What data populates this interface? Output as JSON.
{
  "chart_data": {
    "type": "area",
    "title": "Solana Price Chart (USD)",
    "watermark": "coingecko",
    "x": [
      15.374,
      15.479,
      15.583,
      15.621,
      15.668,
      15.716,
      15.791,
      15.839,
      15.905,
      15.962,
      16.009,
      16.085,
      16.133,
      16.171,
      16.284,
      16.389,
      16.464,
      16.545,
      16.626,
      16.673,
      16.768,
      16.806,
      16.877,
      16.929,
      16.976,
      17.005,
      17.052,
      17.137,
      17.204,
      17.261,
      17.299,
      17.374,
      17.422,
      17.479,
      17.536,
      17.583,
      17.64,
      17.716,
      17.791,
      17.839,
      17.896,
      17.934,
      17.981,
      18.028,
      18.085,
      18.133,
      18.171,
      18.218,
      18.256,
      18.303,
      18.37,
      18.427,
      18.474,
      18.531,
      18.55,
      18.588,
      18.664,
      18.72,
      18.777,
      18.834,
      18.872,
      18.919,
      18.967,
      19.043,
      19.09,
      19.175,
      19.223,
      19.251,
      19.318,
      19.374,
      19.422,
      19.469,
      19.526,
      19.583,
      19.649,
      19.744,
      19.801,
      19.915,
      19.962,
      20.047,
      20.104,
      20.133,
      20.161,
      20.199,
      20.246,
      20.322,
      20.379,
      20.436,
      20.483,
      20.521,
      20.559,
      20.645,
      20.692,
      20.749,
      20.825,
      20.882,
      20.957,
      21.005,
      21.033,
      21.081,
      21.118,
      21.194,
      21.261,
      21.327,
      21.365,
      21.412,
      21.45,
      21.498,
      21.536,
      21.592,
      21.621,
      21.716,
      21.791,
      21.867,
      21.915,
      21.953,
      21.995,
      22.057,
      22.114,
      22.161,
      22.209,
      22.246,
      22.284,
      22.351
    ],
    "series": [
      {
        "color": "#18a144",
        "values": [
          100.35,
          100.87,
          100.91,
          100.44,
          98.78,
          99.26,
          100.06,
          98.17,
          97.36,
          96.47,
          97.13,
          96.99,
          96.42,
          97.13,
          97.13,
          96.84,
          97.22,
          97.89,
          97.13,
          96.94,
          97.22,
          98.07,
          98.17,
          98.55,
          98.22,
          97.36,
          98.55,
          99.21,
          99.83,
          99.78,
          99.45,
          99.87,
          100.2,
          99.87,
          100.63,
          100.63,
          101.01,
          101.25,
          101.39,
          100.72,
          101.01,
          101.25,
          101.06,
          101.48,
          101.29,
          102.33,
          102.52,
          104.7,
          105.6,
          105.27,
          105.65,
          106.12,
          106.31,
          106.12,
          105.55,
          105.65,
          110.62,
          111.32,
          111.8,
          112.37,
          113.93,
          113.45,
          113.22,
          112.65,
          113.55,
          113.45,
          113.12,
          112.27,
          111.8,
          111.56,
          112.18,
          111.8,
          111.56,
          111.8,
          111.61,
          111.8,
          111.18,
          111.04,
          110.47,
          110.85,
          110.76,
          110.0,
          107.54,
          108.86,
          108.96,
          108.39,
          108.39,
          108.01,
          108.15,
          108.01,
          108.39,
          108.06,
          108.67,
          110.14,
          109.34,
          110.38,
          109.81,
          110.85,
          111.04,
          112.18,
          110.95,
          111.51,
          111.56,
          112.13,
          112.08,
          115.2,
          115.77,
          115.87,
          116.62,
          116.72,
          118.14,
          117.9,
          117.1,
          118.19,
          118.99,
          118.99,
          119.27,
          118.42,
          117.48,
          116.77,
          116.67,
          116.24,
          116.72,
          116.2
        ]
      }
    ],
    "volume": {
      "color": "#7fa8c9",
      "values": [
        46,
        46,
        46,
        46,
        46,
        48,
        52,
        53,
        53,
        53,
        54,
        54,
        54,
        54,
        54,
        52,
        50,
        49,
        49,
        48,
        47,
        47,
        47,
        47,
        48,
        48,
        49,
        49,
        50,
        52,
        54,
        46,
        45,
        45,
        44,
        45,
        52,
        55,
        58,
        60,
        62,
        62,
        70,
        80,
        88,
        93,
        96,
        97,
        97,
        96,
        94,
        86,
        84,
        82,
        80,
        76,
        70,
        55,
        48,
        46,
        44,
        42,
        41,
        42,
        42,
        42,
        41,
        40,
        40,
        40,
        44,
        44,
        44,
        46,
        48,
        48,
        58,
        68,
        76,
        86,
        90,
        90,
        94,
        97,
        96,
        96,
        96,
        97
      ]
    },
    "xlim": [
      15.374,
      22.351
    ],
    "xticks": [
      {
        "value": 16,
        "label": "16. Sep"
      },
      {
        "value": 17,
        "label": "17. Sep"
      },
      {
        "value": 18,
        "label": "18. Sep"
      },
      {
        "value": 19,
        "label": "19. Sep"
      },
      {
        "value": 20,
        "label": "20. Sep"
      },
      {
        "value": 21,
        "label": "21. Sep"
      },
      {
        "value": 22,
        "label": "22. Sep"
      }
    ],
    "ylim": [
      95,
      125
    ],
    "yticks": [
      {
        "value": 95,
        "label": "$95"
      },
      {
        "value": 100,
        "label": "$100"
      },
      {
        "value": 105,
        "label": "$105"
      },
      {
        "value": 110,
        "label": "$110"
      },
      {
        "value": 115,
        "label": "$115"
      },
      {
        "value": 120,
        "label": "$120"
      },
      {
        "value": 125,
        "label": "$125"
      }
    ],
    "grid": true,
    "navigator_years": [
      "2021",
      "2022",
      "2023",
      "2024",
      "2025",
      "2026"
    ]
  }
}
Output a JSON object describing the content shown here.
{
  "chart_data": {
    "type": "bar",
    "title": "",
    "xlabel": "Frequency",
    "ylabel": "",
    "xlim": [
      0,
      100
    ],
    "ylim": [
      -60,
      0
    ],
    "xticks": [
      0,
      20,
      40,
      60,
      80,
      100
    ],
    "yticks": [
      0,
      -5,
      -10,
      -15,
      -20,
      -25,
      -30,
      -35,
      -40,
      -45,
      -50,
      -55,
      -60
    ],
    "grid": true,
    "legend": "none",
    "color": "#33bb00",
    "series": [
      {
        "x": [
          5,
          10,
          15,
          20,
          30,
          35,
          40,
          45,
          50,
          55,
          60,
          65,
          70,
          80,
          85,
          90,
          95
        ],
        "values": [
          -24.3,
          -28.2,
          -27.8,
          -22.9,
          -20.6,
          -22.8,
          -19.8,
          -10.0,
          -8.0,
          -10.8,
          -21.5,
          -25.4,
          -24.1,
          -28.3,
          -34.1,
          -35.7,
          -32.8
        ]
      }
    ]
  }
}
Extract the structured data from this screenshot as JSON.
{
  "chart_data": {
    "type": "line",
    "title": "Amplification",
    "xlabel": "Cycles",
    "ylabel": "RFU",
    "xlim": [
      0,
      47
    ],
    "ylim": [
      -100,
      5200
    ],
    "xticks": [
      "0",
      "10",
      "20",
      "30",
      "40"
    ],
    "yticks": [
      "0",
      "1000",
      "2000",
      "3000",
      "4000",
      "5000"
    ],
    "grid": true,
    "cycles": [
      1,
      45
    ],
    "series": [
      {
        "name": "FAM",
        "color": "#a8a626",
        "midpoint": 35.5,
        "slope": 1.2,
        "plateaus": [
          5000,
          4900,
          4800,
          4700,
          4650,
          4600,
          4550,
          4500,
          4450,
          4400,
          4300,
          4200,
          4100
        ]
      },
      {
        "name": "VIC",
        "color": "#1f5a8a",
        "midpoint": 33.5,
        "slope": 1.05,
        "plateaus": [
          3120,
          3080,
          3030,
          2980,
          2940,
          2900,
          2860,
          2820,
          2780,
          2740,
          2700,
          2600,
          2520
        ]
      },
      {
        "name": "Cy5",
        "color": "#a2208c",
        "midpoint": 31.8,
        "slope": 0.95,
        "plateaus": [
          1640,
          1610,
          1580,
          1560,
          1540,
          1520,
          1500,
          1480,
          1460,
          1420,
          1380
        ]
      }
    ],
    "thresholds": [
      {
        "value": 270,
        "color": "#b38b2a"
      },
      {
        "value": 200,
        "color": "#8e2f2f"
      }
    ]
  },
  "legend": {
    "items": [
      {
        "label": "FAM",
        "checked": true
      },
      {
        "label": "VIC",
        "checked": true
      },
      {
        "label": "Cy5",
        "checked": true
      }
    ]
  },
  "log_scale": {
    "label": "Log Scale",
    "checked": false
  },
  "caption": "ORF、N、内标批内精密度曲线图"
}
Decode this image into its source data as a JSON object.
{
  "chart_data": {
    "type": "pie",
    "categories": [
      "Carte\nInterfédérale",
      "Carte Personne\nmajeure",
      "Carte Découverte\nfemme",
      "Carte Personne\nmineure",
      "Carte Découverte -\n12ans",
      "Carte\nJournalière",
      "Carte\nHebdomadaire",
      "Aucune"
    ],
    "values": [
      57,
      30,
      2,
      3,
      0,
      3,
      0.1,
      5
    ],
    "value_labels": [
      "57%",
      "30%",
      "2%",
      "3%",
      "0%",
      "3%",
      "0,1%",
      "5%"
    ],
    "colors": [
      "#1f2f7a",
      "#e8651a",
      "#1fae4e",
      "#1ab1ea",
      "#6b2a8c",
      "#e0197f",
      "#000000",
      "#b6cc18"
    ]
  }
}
--------------------
*What you should do*: Among the lines of the data, identify those with the word "midpoint". Copy each of them.

*Result for this exercise*:
        "midpoint": 35.5,
        "midpoint": 33.5,
        "midpoint": 31.8,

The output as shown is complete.